__Work to be completed__. Gather every line of the records below that contains the string "segment".

__Information provided__.
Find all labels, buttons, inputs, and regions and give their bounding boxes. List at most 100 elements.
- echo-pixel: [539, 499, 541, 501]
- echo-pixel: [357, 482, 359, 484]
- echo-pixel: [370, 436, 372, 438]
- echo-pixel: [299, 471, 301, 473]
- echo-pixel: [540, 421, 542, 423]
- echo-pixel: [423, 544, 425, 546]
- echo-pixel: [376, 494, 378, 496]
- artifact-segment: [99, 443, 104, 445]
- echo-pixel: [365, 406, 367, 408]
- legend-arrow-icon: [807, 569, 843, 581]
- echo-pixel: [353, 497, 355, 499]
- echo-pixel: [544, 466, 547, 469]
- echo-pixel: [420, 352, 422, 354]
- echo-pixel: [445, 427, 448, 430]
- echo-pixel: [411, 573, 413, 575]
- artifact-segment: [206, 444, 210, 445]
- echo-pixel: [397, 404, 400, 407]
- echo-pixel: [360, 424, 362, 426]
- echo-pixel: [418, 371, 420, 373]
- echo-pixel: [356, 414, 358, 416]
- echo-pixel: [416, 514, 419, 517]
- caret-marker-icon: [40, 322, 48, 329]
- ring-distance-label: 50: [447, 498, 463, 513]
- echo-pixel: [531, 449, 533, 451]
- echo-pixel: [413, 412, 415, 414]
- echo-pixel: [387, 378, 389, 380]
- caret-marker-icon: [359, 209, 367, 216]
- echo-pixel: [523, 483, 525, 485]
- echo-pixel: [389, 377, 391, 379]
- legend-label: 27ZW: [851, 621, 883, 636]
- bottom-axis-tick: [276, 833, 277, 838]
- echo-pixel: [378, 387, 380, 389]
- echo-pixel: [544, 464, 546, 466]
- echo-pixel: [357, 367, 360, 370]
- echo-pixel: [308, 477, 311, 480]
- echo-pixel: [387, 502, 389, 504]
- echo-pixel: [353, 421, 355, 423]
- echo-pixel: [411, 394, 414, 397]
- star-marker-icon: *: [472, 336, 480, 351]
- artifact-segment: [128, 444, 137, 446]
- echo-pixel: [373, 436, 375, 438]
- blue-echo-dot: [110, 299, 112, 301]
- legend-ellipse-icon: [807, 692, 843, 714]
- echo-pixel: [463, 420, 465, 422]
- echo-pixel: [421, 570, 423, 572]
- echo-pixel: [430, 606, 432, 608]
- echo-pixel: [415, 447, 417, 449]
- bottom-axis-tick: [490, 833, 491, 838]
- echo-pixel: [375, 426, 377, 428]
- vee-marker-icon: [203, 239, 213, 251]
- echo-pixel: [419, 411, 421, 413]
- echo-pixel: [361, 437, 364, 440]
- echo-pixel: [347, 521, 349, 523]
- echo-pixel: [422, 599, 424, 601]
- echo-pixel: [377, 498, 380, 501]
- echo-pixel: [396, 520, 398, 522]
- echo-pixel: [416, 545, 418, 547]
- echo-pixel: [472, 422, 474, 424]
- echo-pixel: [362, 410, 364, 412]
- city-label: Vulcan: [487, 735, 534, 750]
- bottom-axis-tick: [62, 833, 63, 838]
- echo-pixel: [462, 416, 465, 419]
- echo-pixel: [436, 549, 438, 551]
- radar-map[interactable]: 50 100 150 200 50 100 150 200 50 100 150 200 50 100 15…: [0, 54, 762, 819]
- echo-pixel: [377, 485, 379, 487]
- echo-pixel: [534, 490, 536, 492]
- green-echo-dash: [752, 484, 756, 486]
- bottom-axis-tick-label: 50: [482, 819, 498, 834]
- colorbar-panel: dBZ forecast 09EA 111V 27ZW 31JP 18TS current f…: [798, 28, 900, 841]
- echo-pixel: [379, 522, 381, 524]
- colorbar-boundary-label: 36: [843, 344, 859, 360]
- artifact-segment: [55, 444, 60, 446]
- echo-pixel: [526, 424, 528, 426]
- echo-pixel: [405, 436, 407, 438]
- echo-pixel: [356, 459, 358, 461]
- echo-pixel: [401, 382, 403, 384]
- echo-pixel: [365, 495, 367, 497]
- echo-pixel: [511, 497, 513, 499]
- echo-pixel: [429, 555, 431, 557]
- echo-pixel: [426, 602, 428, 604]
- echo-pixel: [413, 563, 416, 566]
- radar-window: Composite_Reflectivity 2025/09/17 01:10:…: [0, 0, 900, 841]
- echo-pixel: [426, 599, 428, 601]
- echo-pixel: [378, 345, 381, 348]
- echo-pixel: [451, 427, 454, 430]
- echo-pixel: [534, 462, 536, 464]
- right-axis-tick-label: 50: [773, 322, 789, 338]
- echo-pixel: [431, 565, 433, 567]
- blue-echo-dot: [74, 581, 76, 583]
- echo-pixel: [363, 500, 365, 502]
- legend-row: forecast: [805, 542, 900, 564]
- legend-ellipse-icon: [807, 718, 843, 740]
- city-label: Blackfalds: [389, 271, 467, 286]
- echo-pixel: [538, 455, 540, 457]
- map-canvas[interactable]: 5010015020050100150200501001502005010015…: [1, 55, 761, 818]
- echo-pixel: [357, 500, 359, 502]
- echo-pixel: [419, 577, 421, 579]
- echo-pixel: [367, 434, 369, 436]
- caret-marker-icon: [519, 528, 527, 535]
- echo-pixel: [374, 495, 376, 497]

__Full response__.
- artifact-segment: [99, 443, 104, 445]
- artifact-segment: [206, 444, 210, 445]
- artifact-segment: [128, 444, 137, 446]
- artifact-segment: [55, 444, 60, 446]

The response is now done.